A block of data:
- - -

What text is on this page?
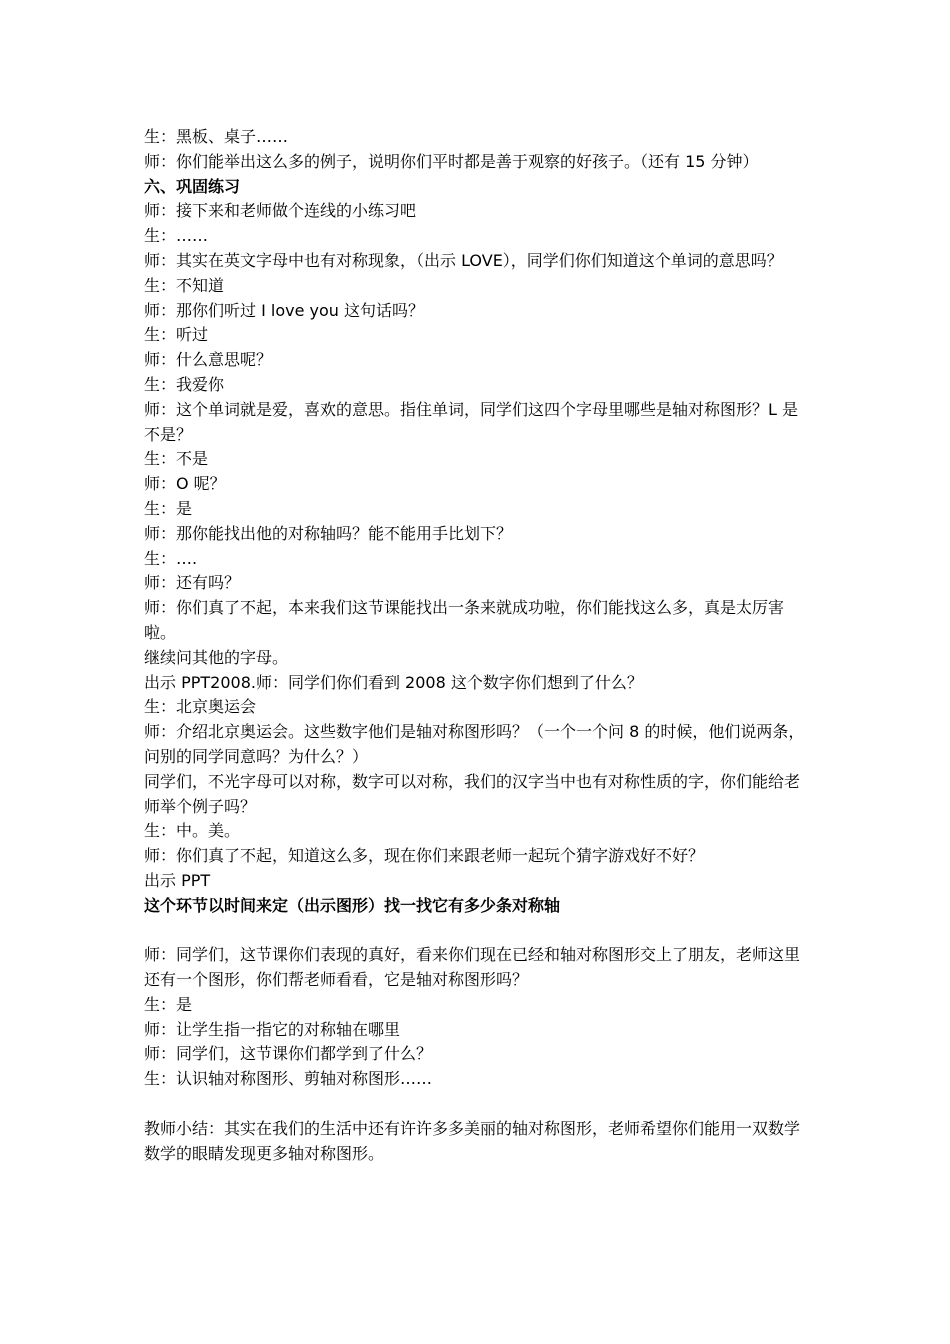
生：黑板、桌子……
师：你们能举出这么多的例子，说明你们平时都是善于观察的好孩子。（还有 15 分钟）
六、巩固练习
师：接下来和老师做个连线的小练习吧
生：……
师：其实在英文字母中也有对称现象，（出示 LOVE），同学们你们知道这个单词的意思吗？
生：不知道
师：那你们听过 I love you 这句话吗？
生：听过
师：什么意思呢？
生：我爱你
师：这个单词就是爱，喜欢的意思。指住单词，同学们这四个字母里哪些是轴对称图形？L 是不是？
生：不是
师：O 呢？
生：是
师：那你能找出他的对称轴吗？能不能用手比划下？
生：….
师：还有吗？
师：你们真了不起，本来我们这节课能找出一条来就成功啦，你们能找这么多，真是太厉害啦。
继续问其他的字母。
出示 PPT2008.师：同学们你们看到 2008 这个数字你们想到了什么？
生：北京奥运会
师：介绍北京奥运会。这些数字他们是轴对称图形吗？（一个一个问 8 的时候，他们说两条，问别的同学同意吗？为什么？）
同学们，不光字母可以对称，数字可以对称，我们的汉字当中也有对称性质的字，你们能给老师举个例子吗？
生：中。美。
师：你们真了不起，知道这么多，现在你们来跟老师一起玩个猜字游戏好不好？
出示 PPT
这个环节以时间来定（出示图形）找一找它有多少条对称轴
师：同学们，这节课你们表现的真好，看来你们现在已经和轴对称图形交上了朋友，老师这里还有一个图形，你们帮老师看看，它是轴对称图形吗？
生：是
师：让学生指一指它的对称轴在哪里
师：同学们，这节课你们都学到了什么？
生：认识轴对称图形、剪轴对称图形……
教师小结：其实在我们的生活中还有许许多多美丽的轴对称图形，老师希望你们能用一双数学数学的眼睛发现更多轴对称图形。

- - -

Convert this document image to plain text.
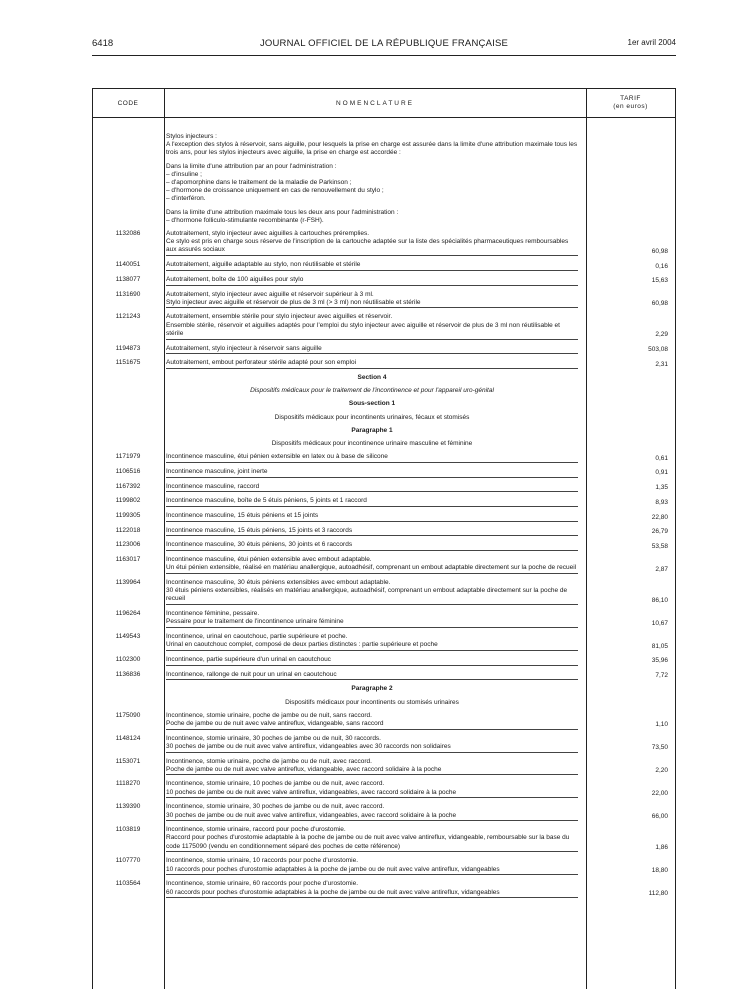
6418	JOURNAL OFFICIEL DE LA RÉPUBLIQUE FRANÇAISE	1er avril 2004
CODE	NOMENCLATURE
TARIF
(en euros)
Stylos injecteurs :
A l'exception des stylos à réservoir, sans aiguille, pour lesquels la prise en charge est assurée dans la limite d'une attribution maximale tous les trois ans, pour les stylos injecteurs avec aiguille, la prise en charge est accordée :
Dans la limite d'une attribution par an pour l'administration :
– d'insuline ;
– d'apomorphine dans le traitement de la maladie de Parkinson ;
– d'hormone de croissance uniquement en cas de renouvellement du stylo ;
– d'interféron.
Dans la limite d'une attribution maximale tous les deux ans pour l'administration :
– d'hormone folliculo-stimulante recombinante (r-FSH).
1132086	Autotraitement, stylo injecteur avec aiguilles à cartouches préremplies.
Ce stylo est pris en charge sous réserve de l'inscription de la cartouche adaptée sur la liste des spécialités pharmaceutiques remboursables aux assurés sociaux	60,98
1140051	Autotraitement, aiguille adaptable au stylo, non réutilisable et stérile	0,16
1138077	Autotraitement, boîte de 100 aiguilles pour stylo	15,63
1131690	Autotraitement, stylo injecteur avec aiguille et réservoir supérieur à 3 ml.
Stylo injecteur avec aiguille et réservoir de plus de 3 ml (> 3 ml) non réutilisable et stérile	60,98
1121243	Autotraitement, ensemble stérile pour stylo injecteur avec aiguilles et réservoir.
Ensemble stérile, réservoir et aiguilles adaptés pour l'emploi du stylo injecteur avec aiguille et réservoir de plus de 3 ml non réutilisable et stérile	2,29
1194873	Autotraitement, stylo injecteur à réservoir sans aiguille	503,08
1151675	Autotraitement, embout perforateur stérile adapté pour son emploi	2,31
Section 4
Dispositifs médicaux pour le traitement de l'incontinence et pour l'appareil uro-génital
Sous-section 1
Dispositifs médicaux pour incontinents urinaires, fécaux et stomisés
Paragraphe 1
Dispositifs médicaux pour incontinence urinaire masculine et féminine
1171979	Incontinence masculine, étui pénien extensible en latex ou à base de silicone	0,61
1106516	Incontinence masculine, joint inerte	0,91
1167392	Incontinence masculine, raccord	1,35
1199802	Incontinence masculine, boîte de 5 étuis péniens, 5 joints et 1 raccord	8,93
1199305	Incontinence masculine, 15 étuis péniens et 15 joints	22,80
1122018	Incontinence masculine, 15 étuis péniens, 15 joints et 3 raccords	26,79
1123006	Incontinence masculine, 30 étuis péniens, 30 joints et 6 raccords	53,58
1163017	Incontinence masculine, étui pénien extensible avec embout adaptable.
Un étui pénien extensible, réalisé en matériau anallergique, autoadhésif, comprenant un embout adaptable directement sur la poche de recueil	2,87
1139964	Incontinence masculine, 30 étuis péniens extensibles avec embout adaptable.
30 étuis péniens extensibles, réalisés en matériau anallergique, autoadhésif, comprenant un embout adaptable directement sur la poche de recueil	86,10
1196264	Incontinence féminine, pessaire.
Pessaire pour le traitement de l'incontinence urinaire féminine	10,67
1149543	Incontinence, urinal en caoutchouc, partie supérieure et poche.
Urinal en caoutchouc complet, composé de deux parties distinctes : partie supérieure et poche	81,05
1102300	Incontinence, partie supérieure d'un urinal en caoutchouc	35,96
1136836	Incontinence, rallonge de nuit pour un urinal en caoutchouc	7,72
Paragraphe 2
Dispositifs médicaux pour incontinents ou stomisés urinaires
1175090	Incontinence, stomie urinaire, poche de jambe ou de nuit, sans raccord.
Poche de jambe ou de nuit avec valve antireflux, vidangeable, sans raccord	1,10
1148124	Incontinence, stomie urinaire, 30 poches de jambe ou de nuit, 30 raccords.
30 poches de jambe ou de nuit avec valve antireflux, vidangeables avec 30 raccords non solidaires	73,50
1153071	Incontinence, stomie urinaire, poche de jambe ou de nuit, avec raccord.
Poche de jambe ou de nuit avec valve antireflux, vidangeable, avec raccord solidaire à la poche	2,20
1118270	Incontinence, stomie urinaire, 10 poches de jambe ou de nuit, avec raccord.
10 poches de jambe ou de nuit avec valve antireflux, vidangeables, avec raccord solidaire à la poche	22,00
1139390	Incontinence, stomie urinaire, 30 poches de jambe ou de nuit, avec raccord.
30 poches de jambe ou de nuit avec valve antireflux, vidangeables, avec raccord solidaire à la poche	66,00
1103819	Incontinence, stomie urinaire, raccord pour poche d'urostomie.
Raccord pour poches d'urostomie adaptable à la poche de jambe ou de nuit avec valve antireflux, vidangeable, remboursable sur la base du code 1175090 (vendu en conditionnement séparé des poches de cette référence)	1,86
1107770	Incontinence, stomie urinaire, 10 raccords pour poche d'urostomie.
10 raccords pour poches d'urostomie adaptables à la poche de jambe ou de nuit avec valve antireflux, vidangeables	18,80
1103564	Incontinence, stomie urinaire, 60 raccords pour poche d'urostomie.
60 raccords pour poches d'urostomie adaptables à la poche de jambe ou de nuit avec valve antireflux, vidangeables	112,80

- - -

_TASK PROMPT:_ Find the lines above holding the word "attribution" and show them.

_THE OUTPUT:_
A l'exception des stylos à réservoir, sans aiguille, pour lesquels la prise en charge est assurée dans la limite d'une attribution maximale tous les trois ans, pour les stylos injecteurs avec aiguille, la prise en charge est accordée :
Dans la limite d'une attribution par an pour l'administration :
Dans la limite d'une attribution maximale tous les deux ans pour l'administration :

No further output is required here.